SHORT TASK » Restate the entire listing word for word.

## START INPUT FOR THIS TASK

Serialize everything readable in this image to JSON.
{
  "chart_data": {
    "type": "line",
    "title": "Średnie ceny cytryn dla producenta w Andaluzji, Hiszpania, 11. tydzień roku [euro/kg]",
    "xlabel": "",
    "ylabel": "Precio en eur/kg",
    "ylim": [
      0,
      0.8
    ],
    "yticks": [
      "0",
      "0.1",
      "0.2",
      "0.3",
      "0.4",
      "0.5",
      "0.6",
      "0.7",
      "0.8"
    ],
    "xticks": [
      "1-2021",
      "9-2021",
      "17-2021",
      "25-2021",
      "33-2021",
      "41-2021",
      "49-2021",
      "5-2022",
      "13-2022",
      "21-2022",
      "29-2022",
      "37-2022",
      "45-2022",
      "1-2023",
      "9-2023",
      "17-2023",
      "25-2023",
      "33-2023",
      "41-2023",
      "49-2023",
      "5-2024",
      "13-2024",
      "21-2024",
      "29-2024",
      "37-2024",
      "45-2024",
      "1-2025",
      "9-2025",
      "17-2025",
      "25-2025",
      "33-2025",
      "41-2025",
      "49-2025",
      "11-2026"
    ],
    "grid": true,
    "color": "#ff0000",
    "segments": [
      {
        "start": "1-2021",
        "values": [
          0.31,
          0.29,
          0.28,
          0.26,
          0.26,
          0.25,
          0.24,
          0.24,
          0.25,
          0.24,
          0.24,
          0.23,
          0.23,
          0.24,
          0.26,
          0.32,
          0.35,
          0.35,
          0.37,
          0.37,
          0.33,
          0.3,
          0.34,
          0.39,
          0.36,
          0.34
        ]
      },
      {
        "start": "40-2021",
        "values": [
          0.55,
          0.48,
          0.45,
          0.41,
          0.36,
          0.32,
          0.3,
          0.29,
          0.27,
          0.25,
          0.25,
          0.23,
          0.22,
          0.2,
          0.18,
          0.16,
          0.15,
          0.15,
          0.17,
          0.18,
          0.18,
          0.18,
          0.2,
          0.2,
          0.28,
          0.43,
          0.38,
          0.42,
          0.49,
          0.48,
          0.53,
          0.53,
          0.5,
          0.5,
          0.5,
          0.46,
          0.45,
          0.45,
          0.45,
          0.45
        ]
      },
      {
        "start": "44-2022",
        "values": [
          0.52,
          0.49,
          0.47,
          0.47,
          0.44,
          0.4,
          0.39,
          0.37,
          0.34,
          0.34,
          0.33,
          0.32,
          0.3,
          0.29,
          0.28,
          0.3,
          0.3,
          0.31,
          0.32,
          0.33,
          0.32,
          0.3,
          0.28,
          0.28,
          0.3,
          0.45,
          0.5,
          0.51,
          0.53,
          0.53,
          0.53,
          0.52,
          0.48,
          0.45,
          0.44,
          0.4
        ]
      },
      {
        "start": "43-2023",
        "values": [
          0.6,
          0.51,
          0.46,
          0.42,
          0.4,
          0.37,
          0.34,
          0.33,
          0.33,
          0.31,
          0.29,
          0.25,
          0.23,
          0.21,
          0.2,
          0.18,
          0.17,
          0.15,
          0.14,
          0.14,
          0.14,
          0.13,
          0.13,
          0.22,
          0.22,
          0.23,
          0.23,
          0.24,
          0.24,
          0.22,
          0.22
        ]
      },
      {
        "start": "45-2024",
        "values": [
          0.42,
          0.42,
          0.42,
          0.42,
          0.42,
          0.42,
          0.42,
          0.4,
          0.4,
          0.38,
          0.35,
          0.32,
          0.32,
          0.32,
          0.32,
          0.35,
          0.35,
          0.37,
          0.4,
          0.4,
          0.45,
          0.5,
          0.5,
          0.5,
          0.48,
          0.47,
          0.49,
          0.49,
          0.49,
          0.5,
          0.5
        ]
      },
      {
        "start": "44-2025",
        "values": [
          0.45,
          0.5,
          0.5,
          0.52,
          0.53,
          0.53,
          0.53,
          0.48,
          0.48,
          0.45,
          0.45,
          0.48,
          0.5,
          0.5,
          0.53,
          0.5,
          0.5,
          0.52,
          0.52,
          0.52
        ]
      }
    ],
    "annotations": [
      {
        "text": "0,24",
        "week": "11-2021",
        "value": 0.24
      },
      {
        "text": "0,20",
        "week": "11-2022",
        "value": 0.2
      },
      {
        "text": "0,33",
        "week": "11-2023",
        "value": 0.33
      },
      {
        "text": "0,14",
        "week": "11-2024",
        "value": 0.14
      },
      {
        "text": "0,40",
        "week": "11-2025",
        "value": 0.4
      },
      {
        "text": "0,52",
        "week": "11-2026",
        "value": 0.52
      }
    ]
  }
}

## END INPUT FOR THIS TASK

OUTPUT BELOW »
Serialize everything readable in this image to JSON.
{
  "chart_data": {
    "type": "line",
    "title": "Średnie ceny cytryn dla producenta w Andaluzji, Hiszpania, 11. tydzień roku [euro/kg]",
    "xlabel": "",
    "ylabel": "Precio en eur/kg",
    "ylim": [
      0,
      0.8
    ],
    "yticks": [
      "0",
      "0.1",
      "0.2",
      "0.3",
      "0.4",
      "0.5",
      "0.6",
      "0.7",
      "0.8"
    ],
    "xticks": [
      "1-2021",
      "9-2021",
      "17-2021",
      "25-2021",
      "33-2021",
      "41-2021",
      "49-2021",
      "5-2022",
      "13-2022",
      "21-2022",
      "29-2022",
      "37-2022",
      "45-2022",
      "1-2023",
      "9-2023",
      "17-2023",
      "25-2023",
      "33-2023",
      "41-2023",
      "49-2023",
      "5-2024",
      "13-2024",
      "21-2024",
      "29-2024",
      "37-2024",
      "45-2024",
      "1-2025",
      "9-2025",
      "17-2025",
      "25-2025",
      "33-2025",
      "41-2025",
      "49-2025",
      "11-2026"
    ],
    "grid": true,
    "color": "#ff0000",
    "segments": [
      {
        "start": "1-2021",
        "values": [
          0.31,
          0.29,
          0.28,
          0.26,
          0.26,
          0.25,
          0.24,
          0.24,
          0.25,
          0.24,
          0.24,
          0.23,
          0.23,
          0.24,
          0.26,
          0.32,
          0.35,
          0.35,
          0.37,
          0.37,
          0.33,
          0.3,
          0.34,
          0.39,
          0.36,
          0.34
        ]
      },
      {
        "start": "40-2021",
        "values": [
          0.55,
          0.48,
          0.45,
          0.41,
          0.36,
          0.32,
          0.3,
          0.29,
          0.27,
          0.25,
          0.25,
          0.23,
          0.22,
          0.2,
          0.18,
          0.16,
          0.15,
          0.15,
          0.17,
          0.18,
          0.18,
          0.18,
          0.2,
          0.2,
          0.28,
          0.43,
          0.38,
          0.42,
          0.49,
          0.48,
          0.53,
          0.53,
          0.5,
          0.5,
          0.5,
          0.46,
          0.45,
          0.45,
          0.45,
          0.45
        ]
      },
      {
        "start": "44-2022",
        "values": [
          0.52,
          0.49,
          0.47,
          0.47,
          0.44,
          0.4,
          0.39,
          0.37,
          0.34,
          0.34,
          0.33,
          0.32,
          0.3,
          0.29,
          0.28,
          0.3,
          0.3,
          0.31,
          0.32,
          0.33,
          0.32,
          0.3,
          0.28,
          0.28,
          0.3,
          0.45,
          0.5,
          0.51,
          0.53,
          0.53,
          0.53,
          0.52,
          0.48,
          0.45,
          0.44,
          0.4
        ]
      },
      {
        "start": "43-2023",
        "values": [
          0.6,
          0.51,
          0.46,
          0.42,
          0.4,
          0.37,
          0.34,
          0.33,
          0.33,
          0.31,
          0.29,
          0.25,
          0.23,
          0.21,
          0.2,
          0.18,
          0.17,
          0.15,
          0.14,
          0.14,
          0.14,
          0.13,
          0.13,
          0.22,
          0.22,
          0.23,
          0.23,
          0.24,
          0.24,
          0.22,
          0.22
        ]
      },
      {
        "start": "45-2024",
        "values": [
          0.42,
          0.42,
          0.42,
          0.42,
          0.42,
          0.42,
          0.42,
          0.4,
          0.4,
          0.38,
          0.35,
          0.32,
          0.32,
          0.32,
          0.32,
          0.35,
          0.35,
          0.37,
          0.4,
          0.4,
          0.45,
          0.5,
          0.5,
          0.5,
          0.48,
          0.47,
          0.49,
          0.49,
          0.49,
          0.5,
          0.5
        ]
      },
      {
        "start": "44-2025",
        "values": [
          0.45,
          0.5,
          0.5,
          0.52,
          0.53,
          0.53,
          0.53,
          0.48,
          0.48,
          0.45,
          0.45,
          0.48,
          0.5,
          0.5,
          0.53,
          0.5,
          0.5,
          0.52,
          0.52,
          0.52
        ]
      }
    ],
    "annotations": [
      {
        "text": "0,24",
        "week": "11-2021",
        "value": 0.24
      },
      {
        "text": "0,20",
        "week": "11-2022",
        "value": 0.2
      },
      {
        "text": "0,33",
        "week": "11-2023",
        "value": 0.33
      },
      {
        "text": "0,14",
        "week": "11-2024",
        "value": 0.14
      },
      {
        "text": "0,40",
        "week": "11-2025",
        "value": 0.4
      },
      {
        "text": "0,52",
        "week": "11-2026",
        "value": 0.52
      }
    ]
  }
}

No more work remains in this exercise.